▶ WRITTEN EXERCISE:
Output the material beneath this task exactly, images excluded.

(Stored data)
◇ ◇ ◇ ◇

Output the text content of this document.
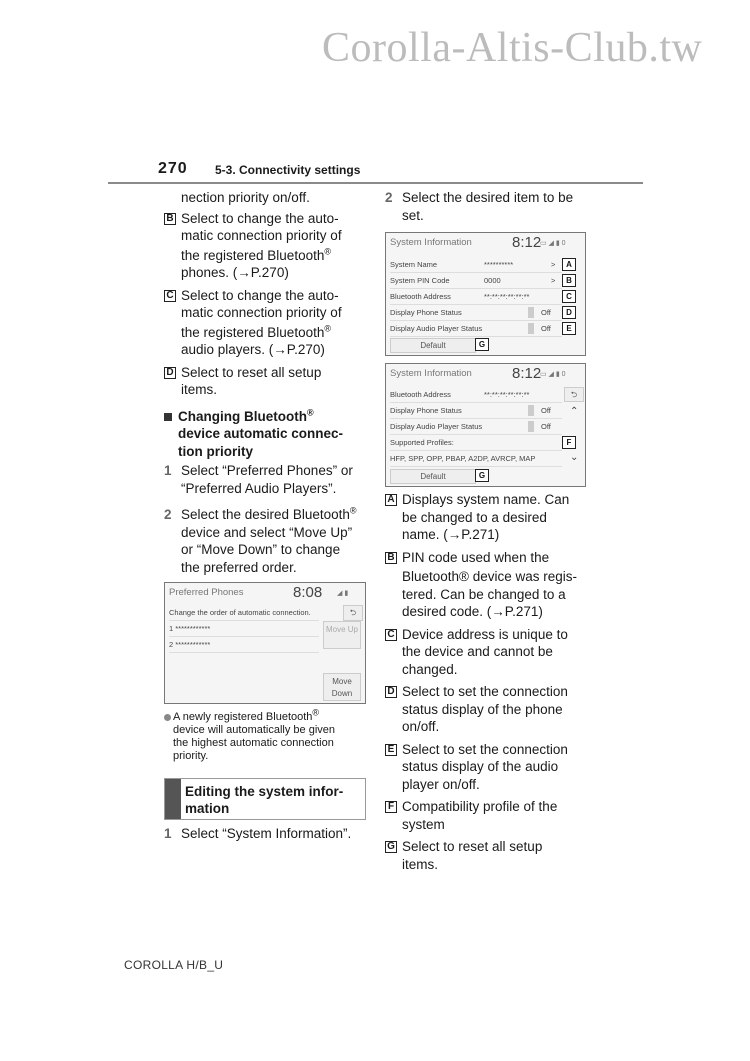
Corolla-Altis-Club.tw
270 5-3. Connectivity settings
nection priority on/off.
B Select to change the auto-
matic connection priority of
the registered Bluetooth®
phones. (→P.270)
C Select to change the auto-
matic connection priority of
the registered Bluetooth®
audio players. (→P.270)
D Select to reset all setup
items.
Changing Bluetooth®
device automatic connec-
tion priority
1 Select “Preferred Phones” or
“Preferred Audio Players”.
2 Select the desired Bluetooth®
device and select “Move Up”
or “Move Down” to change
the preferred order.
Preferred Phones	8:08 ◢ ▮
Change the order of automatic connection.	⮌
1 ************
2 ************
Move Up
Move Down
A newly registered Bluetooth®
device will automatically be given
the highest automatic connection
priority.
Editing the system infor-
mation
1 Select “System Information”.
2 Select the desired item to be
set.
System Information	8:12
▭ ◢ ▮ 0
System Name	**********	>	A
System PIN Code	0000	>	B
Bluetooth Address	**:**:**:**:**:**	C
Display Phone Status	Off	D
Display Audio Player Status	Off	E
Default	G
System Information	8:12
▭ ◢ ▮ 0
⮌
Bluetooth Address	**:**:**:**:**:**
Display Phone Status	Off ⌃
Display Audio Player Status	Off
Supported Profiles:	F
HFP, SPP, OPP, PBAP, A2DP, AVRCP, MAP	⌄
Default	G
A Displays system name. Can
be changed to a desired
name. (→P.271)
B PIN code used when the
Bluetooth® device was regis-
tered. Can be changed to a
desired code. (→P.271)
C Device address is unique to
the device and cannot be
changed.
D Select to set the connection
status display of the phone
on/off.
E Select to set the connection
status display of the audio
player on/off.
F Compatibility profile of the
system
G Select to reset all setup
items.
COROLLA H/B_U
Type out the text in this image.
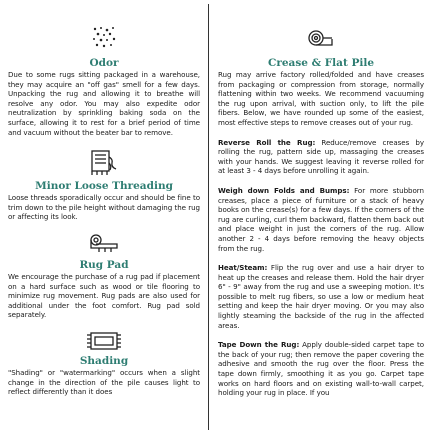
Odor

Due to some rugs sitting packaged in a warehouse, they may acquire an "off gas" smell for a few days. Unpacking the rug and allowing it to breathe will resolve any odor. You may also expedite odor neutralization by sprinkling baking soda on the surface, allowing it to rest for a brief period of time and vacuum without the beater bar to remove.

Minor Loose Threading

Loose threads sporadically occur and should be fine to trim down to the pile height without damaging the rug or affecting its look.

Rug Pad

We encourage the purchase of a rug pad if placement on a hard surface such as wood or tile flooring to minimize rug movement. Rug pads are also used for additional under the foot comfort. Rug pad sold separately.

Shading

"Shading" or "watermarking" occurs when a slight change in the direction of the pile causes light to reflect differently than it does

Crease & Flat Pile

Rug may arrive factory rolled/folded and have creases from packaging or compression from storage, normally flattening within two weeks. We recommend vacuuming the rug upon arrival, with suction only, to lift the pile fibers. Below, we have rounded up some of the easiest, most effective steps to remove creases out of your rug.

Reverse Roll the Rug: Reduce/remove creases by rolling the rug, pattern side up, massaging the creases with your hands. We suggest leaving it reverse rolled for at least 3 - 4 days before unrolling it again.

Weigh down Folds and Bumps: For more stubborn creases, place a piece of furniture or a stack of heavy books on the crease(s) for a few days. If the corners of the rug are curling, curl them backward, flatten them back out and place weight in just the corners of the rug. Allow another 2 - 4 days before removing the heavy objects from the rug.

Heat/Steam: Flip the rug over and use a hair dryer to heat up the creases and release them. Hold the hair dryer 6" - 9" away from the rug and use a sweeping motion. It's possible to melt rug fibers, so use a low or medium heat setting and keep the hair dryer moving. Or you may also lightly steaming the backside of the rug in the affected areas.

Tape Down the Rug: Apply double-sided carpet tape to the back of your rug; then remove the paper covering the adhesive and smooth the rug over the floor. Press the tape down firmly, smoothing it as you go. Carpet tape works on hard floors and on existing wall-to-wall carpet, holding your rug in place. If you
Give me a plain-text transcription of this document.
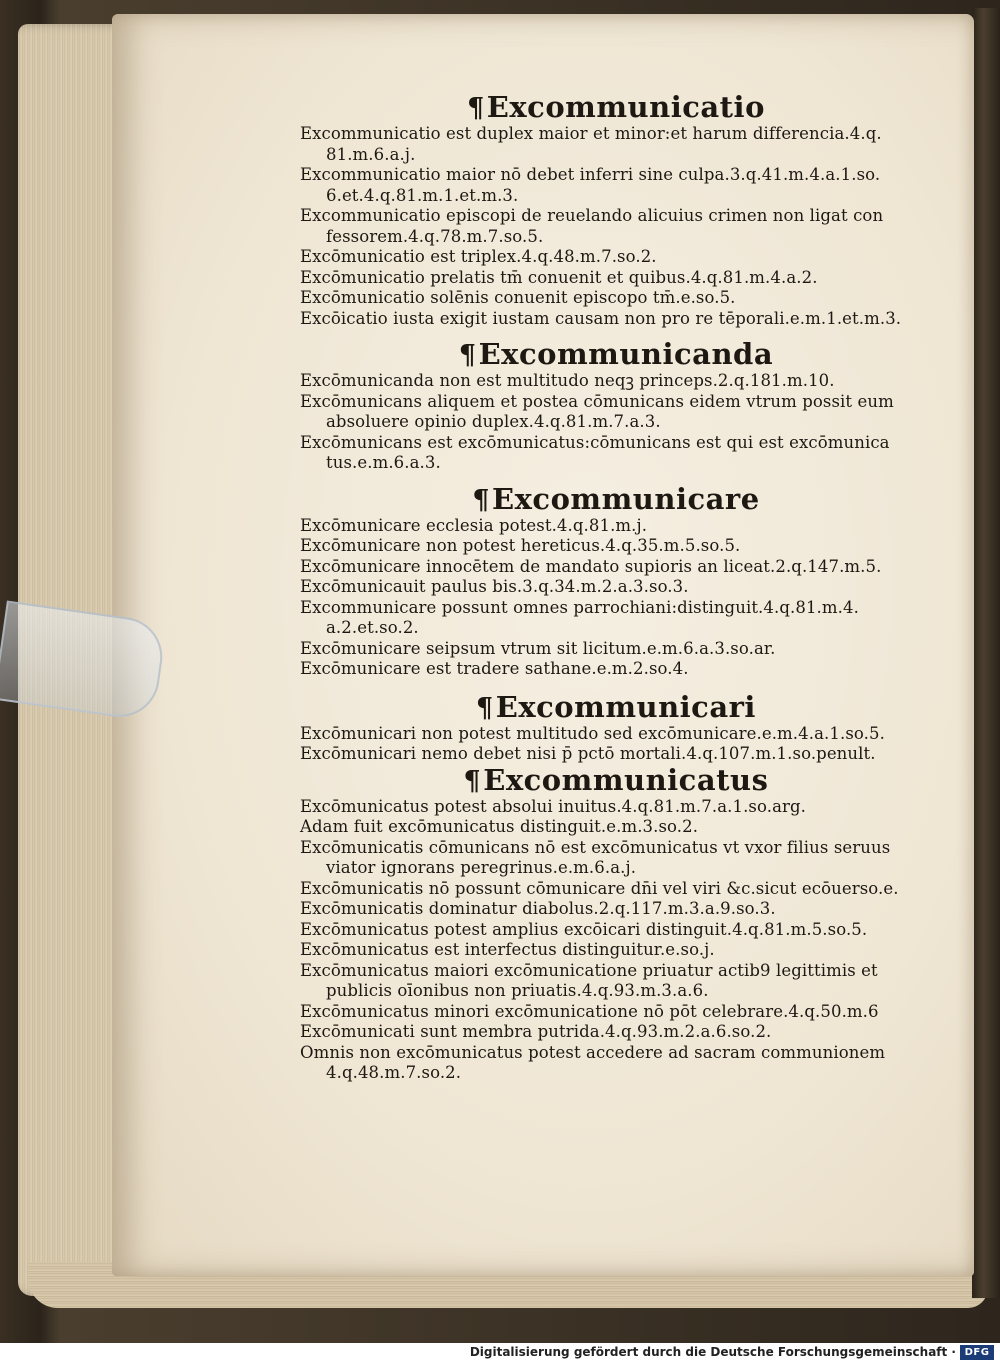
¶Excommunicatio
Excommunicatio est duplex maior et minor:et harum differencia.4.q.
81.m.6.a.j.
Excommunicatio maior nō debet inferri sine culpa.3.q.41.m.4.a.1.so.
6.et.4.q.81.m.1.et.m.3.
Excommunicatio episcopi de reuelando alicuius crimen non ligat con
fessorem.4.q.78.m.7.so.5.
Excōmunicatio est triplex.4.q.48.m.7.so.2.
Excōmunicatio prelatis tm̄ conuenit et quibus.4.q.81.m.4.a.2.
Excōmunicatio solēnis conuenit episcopo tm̄.e.so.5.
Excōicatio iusta exigit iustam causam non pro re tēporali.e.m.1.et.m.3.
¶Excommunicanda
Excōmunicanda non est multitudo neqꝫ princeps.2.q.181.m.10.
Excōmunicans aliquem et postea cōmunicans eidem vtrum possit eum
absoluere opinio duplex.4.q.81.m.7.a.3.
Excōmunicans est excōmunicatus:cōmunicans est qui est excōmunica
tus.e.m.6.a.3.
¶Excommunicare
Excōmunicare ecclesia potest.4.q.81.m.j.
Excōmunicare non potest hereticus.4.q.35.m.5.so.5.
Excōmunicare innocētem de mandato supioris an liceat.2.q.147.m.5.
Excōmunicauit paulus bis.3.q.34.m.2.a.3.so.3.
Excommunicare possunt omnes parrochiani:distinguit.4.q.81.m.4.
a.2.et.so.2.
Excōmunicare seipsum vtrum sit licitum.e.m.6.a.3.so.ar.
Excōmunicare est tradere sathane.e.m.2.so.4.
¶Excommunicari
Excōmunicari non potest multitudo sed excōmunicare.e.m.4.a.1.so.5.
Excōmunicari nemo debet nisi p̄ pctō mortali.4.q.107.m.1.so.penult.
¶Excommunicatus
Excōmunicatus potest absolui inuitus.4.q.81.m.7.a.1.so.arg.
Adam fuit excōmunicatus distinguit.e.m.3.so.2.
Excōmunicatis cōmunicans nō est excōmunicatus vt vxor filius seruus
viator ignorans peregrinus.e.m.6.a.j.
Excōmunicatis nō possunt cōmunicare dn̄i vel viri &c.sicut ecōuerso.e.
Excōmunicatis dominatur diabolus.2.q.117.m.3.a.9.so.3.
Excōmunicatus potest amplius excōicari distinguit.4.q.81.m.5.so.5.
Excōmunicatus est interfectus distinguitur.e.so.j.
Excōmunicatus maiori excōmunicatione priuatur actib9 legittimis et
publicis oīonibus non priuatis.4.q.93.m.3.a.6.
Excōmunicatus minori excōmunicatione nō pōt celebrare.4.q.50.m.6
Excōmunicati sunt membra putrida.4.q.93.m.2.a.6.so.2.
Omnis non excōmunicatus potest accedere ad sacram communionem
4.q.48.m.7.so.2.
Digitalisierung gefördert durch die Deutsche Forschungsgemeinschaft · DFG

◇ ◇ ◇ ◇

▶ SOLUTION:
Output the text content of this document.
Corolla-Altis-Club.tw
270 5-3. Connectivity settings
nection priority on/off.
B Select to change the auto-
matic connection priority of
the registered Bluetooth®
phones. (→P.270)
C Select to change the auto-
matic connection priority of
the registered Bluetooth®
audio players. (→P.270)
D Select to reset all setup
items.
Changing Bluetooth®
device automatic connec-
tion priority
1 Select “Preferred Phones” or
“Preferred Audio Players”.
2 Select the desired Bluetooth®
device and select “Move Up”
or “Move Down” to change
the preferred order.
Preferred Phones	8:08 ◢ ▮
Change the order of automatic connection.	⮌
1 ************
2 ************
Move Up
Move Down
A newly registered Bluetooth®
device will automatically be given
the highest automatic connection
priority.
Editing the system infor-
mation
1 Select “System Information”.
2 Select the desired item to be
set.
System Information	8:12
▭ ◢ ▮ 0
System Name	**********	>	A
System PIN Code	0000	>	B
Bluetooth Address	**:**:**:**:**:**	C
Display Phone Status	Off	D
Display Audio Player Status	Off	E
Default	G
System Information	8:12
▭ ◢ ▮ 0
⮌
Bluetooth Address	**:**:**:**:**:**
Display Phone Status	Off ⌃
Display Audio Player Status	Off
Supported Profiles:	F
HFP, SPP, OPP, PBAP, A2DP, AVRCP, MAP	⌄
Default	G
A Displays system name. Can
be changed to a desired
name. (→P.271)
B PIN code used when the
Bluetooth® device was regis-
tered. Can be changed to a
desired code. (→P.271)
C Device address is unique to
the device and cannot be
changed.
D Select to set the connection
status display of the phone
on/off.
E Select to set the connection
status display of the audio
player on/off.
F Compatibility profile of the
system
G Select to reset all setup
items.
COROLLA H/B_U
Type out the text in this image.
Odor

Due to some rugs sitting packaged in a warehouse, they may acquire an "off gas" smell for a few days. Unpacking the rug and allowing it to breathe will resolve any odor. You may also expedite odor neutralization by sprinkling baking soda on the surface, allowing it to rest for a brief period of time and vacuum without the beater bar to remove.

Minor Loose Threading

Loose threads sporadically occur and should be fine to trim down to the pile height without damaging the rug or affecting its look.

Rug Pad

We encourage the purchase of a rug pad if placement on a hard surface such as wood or tile flooring to minimize rug movement. Rug pads are also used for additional under the foot comfort. Rug pad sold separately.

Shading

"Shading" or "watermarking" occurs when a slight change in the direction of the pile causes light to reflect differently than it does

Crease & Flat Pile

Rug may arrive factory rolled/folded and have creases from packaging or compression from storage, normally flattening within two weeks. We recommend vacuuming the rug upon arrival, with suction only, to lift the pile fibers. Below, we have rounded up some of the easiest, most effective steps to remove creases out of your rug.

Reverse Roll the Rug: Reduce/remove creases by rolling the rug, pattern side up, massaging the creases with your hands. We suggest leaving it reverse rolled for at least 3 - 4 days before unrolling it again.

Weigh down Folds and Bumps: For more stubborn creases, place a piece of furniture or a stack of heavy books on the crease(s) for a few days. If the corners of the rug are curling, curl them backward, flatten them back out and place weight in just the corners of the rug. Allow another 2 - 4 days before removing the heavy objects from the rug.

Heat/Steam: Flip the rug over and use a hair dryer to heat up the creases and release them. Hold the hair dryer 6" - 9" away from the rug and use a sweeping motion. It's possible to melt rug fibers, so use a low or medium heat setting and keep the hair dryer moving. Or you may also lightly steaming the backside of the rug in the affected areas.

Tape Down the Rug: Apply double-sided carpet tape to the back of your rug; then remove the paper covering the adhesive and smooth the rug over the floor. Press the tape down firmly, smoothing it as you go. Carpet tape works on hard floors and on existing wall-to-wall carpet, holding your rug in place. If you
Give me a plain-text transcription of this document.
¶Excommunicatio
Excommunicatio est duplex maior et minor:et harum differencia.4.q.
81.m.6.a.j.
Excommunicatio maior nō debet inferri sine culpa.3.q.41.m.4.a.1.so.
6.et.4.q.81.m.1.et.m.3.
Excommunicatio episcopi de reuelando alicuius crimen non ligat con
fessorem.4.q.78.m.7.so.5.
Excōmunicatio est triplex.4.q.48.m.7.so.2.
Excōmunicatio prelatis tm̄ conuenit et quibus.4.q.81.m.4.a.2.
Excōmunicatio solēnis conuenit episcopo tm̄.e.so.5.
Excōicatio iusta exigit iustam causam non pro re tēporali.e.m.1.et.m.3.
¶Excommunicanda
Excōmunicanda non est multitudo neqꝫ princeps.2.q.181.m.10.
Excōmunicans aliquem et postea cōmunicans eidem vtrum possit eum
absoluere opinio duplex.4.q.81.m.7.a.3.
Excōmunicans est excōmunicatus:cōmunicans est qui est excōmunica
tus.e.m.6.a.3.
¶Excommunicare
Excōmunicare ecclesia potest.4.q.81.m.j.
Excōmunicare non potest hereticus.4.q.35.m.5.so.5.
Excōmunicare innocētem de mandato supioris an liceat.2.q.147.m.5.
Excōmunicauit paulus bis.3.q.34.m.2.a.3.so.3.
Excommunicare possunt omnes parrochiani:distinguit.4.q.81.m.4.
a.2.et.so.2.
Excōmunicare seipsum vtrum sit licitum.e.m.6.a.3.so.ar.
Excōmunicare est tradere sathane.e.m.2.so.4.
¶Excommunicari
Excōmunicari non potest multitudo sed excōmunicare.e.m.4.a.1.so.5.
Excōmunicari nemo debet nisi p̄ pctō mortali.4.q.107.m.1.so.penult.
¶Excommunicatus
Excōmunicatus potest absolui inuitus.4.q.81.m.7.a.1.so.arg.
Adam fuit excōmunicatus distinguit.e.m.3.so.2.
Excōmunicatis cōmunicans nō est excōmunicatus vt vxor filius seruus
viator ignorans peregrinus.e.m.6.a.j.
Excōmunicatis nō possunt cōmunicare dn̄i vel viri &c.sicut ecōuerso.e.
Excōmunicatis dominatur diabolus.2.q.117.m.3.a.9.so.3.
Excōmunicatus potest amplius excōicari distinguit.4.q.81.m.5.so.5.
Excōmunicatus est interfectus distinguitur.e.so.j.
Excōmunicatus maiori excōmunicatione priuatur actib9 legittimis et
publicis oīonibus non priuatis.4.q.93.m.3.a.6.
Excōmunicatus minori excōmunicatione nō pōt celebrare.4.q.50.m.6
Excōmunicati sunt membra putrida.4.q.93.m.2.a.6.so.2.
Omnis non excōmunicatus potest accedere ad sacram communionem
4.q.48.m.7.so.2.
Digitalisierung gefördert durch die Deutsche Forschungsgemeinschaft · DFG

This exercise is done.